§ **Work to complete**: Starting at the first of the rows and stopping after the line that contains "skill-group-version-control: ❁Version Control", write those lines out again with "flower-icon" changed to "bullet-icon" and nothing else altered.

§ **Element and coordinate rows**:
-- START --

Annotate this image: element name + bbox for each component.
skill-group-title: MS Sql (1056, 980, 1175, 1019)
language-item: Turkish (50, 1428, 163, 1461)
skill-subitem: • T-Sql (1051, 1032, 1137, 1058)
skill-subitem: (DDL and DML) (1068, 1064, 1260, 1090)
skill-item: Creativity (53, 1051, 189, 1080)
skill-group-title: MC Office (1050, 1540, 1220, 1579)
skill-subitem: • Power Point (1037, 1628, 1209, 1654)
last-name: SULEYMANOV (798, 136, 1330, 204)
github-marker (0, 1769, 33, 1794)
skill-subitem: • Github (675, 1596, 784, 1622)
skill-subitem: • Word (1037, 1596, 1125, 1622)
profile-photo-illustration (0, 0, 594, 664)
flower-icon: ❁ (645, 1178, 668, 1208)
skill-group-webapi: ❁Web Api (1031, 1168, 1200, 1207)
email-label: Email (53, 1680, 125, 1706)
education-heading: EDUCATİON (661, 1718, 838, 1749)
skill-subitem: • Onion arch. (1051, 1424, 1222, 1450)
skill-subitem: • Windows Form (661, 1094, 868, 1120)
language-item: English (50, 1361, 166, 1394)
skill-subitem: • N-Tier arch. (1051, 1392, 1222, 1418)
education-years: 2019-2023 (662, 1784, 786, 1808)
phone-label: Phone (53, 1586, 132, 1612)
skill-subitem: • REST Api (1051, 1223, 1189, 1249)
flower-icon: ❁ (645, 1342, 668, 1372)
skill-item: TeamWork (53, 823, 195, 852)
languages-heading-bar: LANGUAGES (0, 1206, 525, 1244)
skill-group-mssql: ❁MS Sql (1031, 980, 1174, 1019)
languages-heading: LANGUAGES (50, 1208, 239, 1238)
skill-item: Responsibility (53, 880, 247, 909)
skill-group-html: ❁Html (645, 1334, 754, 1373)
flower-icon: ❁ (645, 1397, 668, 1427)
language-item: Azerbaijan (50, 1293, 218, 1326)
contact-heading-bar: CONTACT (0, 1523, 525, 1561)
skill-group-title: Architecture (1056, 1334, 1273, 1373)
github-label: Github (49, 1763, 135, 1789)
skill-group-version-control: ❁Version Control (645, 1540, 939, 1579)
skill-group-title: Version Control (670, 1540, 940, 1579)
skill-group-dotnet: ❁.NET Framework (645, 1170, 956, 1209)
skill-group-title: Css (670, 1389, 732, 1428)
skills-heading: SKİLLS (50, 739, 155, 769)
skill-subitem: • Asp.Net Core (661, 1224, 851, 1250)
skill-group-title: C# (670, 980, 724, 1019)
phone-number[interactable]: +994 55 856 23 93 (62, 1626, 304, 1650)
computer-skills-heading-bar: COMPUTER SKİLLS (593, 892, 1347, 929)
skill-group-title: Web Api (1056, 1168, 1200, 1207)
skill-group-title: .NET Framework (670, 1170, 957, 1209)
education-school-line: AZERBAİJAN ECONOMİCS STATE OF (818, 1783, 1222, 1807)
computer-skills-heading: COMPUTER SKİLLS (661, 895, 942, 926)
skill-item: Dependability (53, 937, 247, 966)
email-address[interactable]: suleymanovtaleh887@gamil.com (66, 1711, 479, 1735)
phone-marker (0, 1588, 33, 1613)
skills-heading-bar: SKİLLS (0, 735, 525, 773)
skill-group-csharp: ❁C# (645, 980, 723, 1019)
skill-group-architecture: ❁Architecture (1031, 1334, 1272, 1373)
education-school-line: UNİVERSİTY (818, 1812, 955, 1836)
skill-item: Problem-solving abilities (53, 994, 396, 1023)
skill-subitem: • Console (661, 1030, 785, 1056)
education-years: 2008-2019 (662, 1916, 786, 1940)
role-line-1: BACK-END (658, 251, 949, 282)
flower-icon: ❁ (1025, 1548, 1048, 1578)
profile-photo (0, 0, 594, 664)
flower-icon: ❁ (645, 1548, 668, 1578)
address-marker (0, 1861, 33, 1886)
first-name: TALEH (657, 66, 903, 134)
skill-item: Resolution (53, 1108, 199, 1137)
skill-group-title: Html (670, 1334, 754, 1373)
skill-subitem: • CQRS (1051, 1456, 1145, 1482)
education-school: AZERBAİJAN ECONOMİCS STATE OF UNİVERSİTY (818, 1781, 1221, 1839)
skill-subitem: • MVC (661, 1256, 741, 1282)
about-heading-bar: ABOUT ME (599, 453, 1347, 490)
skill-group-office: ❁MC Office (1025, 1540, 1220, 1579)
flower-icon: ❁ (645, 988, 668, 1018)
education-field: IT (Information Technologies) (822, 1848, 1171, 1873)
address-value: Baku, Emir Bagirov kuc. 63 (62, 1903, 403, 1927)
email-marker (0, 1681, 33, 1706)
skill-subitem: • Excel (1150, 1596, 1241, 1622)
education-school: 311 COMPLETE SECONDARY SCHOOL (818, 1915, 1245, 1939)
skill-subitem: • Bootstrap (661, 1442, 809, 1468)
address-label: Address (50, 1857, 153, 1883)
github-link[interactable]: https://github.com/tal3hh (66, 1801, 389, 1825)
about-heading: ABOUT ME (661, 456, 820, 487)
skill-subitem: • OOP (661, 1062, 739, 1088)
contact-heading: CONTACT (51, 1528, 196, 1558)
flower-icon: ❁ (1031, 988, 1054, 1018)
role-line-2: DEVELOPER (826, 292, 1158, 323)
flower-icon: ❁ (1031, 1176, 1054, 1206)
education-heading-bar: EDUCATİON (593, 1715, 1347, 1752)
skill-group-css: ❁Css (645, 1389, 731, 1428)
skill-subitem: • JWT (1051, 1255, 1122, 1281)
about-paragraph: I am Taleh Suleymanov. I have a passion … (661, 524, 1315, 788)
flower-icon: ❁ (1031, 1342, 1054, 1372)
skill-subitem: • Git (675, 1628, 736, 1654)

-- END --

§ **Expected output**:
Annotate this image: element name + bbox for each component.
skill-group-title: MS Sql (1056, 980, 1175, 1019)
language-item: Turkish (50, 1428, 163, 1461)
skill-subitem: • T-Sql (1051, 1032, 1137, 1058)
skill-subitem: (DDL and DML) (1068, 1064, 1260, 1090)
skill-item: Creativity (53, 1051, 189, 1080)
skill-group-title: MC Office (1050, 1540, 1220, 1579)
skill-subitem: • Power Point (1037, 1628, 1209, 1654)
last-name: SULEYMANOV (798, 136, 1330, 204)
github-marker (0, 1769, 33, 1794)
skill-subitem: • Github (675, 1596, 784, 1622)
skill-subitem: • Word (1037, 1596, 1125, 1622)
profile-photo-illustration (0, 0, 594, 664)
bullet-icon: ❁ (645, 1178, 668, 1208)
skill-group-webapi: ❁Web Api (1031, 1168, 1200, 1207)
email-label: Email (53, 1680, 125, 1706)
education-heading: EDUCATİON (661, 1718, 838, 1749)
skill-subitem: • Onion arch. (1051, 1424, 1222, 1450)
skill-subitem: • Windows Form (661, 1094, 868, 1120)
language-item: English (50, 1361, 166, 1394)
skill-subitem: • N-Tier arch. (1051, 1392, 1222, 1418)
education-years: 2019-2023 (662, 1784, 786, 1808)
phone-label: Phone (53, 1586, 132, 1612)
skill-subitem: • REST Api (1051, 1223, 1189, 1249)
bullet-icon: ❁ (645, 1342, 668, 1372)
skill-item: TeamWork (53, 823, 195, 852)
languages-heading-bar: LANGUAGES (0, 1206, 525, 1244)
skill-group-mssql: ❁MS Sql (1031, 980, 1174, 1019)
languages-heading: LANGUAGES (50, 1208, 239, 1238)
skill-item: Responsibility (53, 880, 247, 909)
skill-group-html: ❁Html (645, 1334, 754, 1373)
bullet-icon: ❁ (645, 1397, 668, 1427)
language-item: Azerbaijan (50, 1293, 218, 1326)
contact-heading-bar: CONTACT (0, 1523, 525, 1561)
skill-group-title: Architecture (1056, 1334, 1273, 1373)
github-label: Github (49, 1763, 135, 1789)
skill-group-version-control: ❁Version Control (645, 1540, 939, 1579)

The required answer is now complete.